--- start Data for the task ---

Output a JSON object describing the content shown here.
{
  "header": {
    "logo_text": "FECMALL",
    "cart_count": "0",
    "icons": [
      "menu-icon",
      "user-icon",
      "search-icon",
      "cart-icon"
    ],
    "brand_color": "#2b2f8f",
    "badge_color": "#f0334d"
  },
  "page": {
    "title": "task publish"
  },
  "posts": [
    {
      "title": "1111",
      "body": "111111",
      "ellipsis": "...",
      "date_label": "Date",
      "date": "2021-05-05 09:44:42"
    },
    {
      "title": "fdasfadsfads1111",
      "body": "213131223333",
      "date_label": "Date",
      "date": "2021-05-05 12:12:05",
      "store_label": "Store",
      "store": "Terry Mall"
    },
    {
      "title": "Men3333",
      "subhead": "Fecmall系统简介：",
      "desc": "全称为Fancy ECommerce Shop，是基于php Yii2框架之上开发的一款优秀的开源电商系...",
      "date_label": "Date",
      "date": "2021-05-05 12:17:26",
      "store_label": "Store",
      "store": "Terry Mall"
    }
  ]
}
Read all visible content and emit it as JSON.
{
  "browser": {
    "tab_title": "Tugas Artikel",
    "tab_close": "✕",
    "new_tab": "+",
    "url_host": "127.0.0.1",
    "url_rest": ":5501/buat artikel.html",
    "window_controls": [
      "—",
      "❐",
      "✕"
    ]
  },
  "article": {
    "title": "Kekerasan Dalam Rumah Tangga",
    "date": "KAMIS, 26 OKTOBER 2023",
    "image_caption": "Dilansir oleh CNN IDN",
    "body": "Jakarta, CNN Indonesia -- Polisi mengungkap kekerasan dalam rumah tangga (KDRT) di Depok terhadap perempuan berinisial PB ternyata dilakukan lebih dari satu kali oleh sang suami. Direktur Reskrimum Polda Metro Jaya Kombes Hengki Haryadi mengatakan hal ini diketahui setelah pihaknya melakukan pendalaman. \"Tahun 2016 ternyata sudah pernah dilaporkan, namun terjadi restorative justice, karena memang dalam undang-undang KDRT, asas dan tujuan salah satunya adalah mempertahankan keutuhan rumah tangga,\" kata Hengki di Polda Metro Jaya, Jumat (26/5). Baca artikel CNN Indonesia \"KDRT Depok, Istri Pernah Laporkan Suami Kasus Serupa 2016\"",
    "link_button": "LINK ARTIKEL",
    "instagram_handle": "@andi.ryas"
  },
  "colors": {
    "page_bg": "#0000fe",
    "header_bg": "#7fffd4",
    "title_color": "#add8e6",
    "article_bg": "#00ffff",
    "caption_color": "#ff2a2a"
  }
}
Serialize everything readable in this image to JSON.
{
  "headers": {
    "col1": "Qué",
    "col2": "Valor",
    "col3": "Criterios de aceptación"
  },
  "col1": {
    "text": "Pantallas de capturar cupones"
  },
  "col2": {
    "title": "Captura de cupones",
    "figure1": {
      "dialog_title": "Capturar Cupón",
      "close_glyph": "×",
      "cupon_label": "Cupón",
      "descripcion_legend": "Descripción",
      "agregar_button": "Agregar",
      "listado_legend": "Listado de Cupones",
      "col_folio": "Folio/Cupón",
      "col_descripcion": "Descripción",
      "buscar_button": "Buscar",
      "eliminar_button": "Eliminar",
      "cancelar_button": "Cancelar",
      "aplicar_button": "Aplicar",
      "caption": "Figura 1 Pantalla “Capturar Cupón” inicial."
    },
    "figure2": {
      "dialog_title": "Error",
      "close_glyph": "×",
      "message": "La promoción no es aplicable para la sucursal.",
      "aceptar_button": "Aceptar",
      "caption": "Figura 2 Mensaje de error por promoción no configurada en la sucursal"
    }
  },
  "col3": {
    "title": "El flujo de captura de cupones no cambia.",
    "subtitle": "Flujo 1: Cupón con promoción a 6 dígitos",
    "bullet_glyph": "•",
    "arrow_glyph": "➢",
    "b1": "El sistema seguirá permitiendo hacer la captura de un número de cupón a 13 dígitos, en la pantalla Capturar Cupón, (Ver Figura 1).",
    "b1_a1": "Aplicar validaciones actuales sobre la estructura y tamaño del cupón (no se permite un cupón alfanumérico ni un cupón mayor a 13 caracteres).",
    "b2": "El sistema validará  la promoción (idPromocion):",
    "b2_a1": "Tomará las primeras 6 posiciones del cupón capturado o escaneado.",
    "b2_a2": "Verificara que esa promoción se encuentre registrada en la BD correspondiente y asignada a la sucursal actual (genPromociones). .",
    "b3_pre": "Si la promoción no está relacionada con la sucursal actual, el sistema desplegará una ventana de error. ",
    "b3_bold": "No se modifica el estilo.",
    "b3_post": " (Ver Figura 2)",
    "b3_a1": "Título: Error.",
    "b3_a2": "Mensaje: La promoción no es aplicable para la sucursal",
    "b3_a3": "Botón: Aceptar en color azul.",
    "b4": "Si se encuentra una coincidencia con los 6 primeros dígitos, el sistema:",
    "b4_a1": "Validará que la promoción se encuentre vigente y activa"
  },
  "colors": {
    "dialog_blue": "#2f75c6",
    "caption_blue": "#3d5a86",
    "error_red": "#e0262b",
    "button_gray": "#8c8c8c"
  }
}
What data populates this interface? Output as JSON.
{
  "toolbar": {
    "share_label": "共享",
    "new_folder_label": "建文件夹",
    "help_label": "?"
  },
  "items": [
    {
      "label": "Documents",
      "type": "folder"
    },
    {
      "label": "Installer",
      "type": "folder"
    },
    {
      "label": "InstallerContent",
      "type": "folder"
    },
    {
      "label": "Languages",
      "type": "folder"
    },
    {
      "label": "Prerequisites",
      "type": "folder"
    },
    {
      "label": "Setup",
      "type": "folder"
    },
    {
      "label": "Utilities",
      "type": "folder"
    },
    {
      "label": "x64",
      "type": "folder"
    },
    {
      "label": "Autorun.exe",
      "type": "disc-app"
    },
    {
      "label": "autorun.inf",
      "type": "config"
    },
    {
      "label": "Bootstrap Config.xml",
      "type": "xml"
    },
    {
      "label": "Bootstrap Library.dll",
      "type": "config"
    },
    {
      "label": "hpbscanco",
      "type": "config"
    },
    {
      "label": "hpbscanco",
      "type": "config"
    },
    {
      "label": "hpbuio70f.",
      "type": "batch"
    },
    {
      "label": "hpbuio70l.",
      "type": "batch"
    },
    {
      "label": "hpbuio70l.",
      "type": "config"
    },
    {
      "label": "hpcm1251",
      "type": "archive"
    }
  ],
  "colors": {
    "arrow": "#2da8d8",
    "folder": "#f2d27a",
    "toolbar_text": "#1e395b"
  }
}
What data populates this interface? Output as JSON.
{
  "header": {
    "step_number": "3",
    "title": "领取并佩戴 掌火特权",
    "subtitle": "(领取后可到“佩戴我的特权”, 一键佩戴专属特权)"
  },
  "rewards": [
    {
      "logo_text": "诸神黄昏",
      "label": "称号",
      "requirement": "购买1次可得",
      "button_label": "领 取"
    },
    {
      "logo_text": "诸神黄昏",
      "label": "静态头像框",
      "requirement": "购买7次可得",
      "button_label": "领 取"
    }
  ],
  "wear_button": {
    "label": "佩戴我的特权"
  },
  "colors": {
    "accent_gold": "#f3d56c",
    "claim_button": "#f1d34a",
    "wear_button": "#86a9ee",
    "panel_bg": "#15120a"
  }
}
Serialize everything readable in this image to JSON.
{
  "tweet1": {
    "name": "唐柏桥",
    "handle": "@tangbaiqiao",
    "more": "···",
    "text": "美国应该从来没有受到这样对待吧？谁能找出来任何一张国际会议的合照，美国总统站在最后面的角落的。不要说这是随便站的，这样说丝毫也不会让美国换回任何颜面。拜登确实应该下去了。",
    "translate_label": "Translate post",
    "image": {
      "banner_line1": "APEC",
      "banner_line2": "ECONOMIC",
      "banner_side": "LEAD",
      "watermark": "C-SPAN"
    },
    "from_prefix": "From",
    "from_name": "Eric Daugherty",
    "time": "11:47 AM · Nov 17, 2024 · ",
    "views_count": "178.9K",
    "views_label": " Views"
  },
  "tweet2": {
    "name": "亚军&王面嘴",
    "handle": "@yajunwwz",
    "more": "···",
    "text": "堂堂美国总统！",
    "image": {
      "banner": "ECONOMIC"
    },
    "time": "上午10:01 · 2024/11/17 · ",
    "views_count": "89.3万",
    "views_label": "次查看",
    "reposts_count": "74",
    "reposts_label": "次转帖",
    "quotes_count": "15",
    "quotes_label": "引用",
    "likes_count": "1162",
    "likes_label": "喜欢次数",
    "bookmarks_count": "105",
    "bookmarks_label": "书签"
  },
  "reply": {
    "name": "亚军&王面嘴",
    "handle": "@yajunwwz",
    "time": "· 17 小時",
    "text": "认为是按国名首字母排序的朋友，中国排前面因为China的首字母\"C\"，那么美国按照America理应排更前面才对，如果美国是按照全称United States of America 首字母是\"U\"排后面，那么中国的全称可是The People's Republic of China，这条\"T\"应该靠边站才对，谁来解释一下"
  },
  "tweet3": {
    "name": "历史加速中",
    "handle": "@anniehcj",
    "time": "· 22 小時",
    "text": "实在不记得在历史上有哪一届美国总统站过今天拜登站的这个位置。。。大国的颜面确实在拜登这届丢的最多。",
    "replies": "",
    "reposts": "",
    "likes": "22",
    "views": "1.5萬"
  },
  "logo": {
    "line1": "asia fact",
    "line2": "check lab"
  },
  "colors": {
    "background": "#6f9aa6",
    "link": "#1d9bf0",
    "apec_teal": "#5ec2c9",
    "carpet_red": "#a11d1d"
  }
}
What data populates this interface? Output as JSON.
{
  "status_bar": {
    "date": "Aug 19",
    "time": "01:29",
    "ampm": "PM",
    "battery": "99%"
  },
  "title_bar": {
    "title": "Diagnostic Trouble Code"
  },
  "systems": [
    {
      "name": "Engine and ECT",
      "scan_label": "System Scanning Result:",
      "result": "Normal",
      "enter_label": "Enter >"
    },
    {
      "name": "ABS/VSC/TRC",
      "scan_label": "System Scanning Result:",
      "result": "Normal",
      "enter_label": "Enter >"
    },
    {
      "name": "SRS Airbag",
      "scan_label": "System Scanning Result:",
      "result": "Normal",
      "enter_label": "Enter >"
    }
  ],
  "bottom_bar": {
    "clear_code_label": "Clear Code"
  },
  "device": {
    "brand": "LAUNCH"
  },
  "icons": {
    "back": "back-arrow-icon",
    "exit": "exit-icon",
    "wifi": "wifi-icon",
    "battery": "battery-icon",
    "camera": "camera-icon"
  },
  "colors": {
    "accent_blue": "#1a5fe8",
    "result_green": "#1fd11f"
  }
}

--- end Data for the task ---

◆ **Aim of the exercise**: Select every line in the material above where the string "Mensaje" occurs, and copy it.

◆ **Full output**:
      "caption": "Figura 2 Mensaje de error por promoción no configurada en la sucursal"
    "b3_a2": "Mensaje: La promoción no es aplicable para la sucursal",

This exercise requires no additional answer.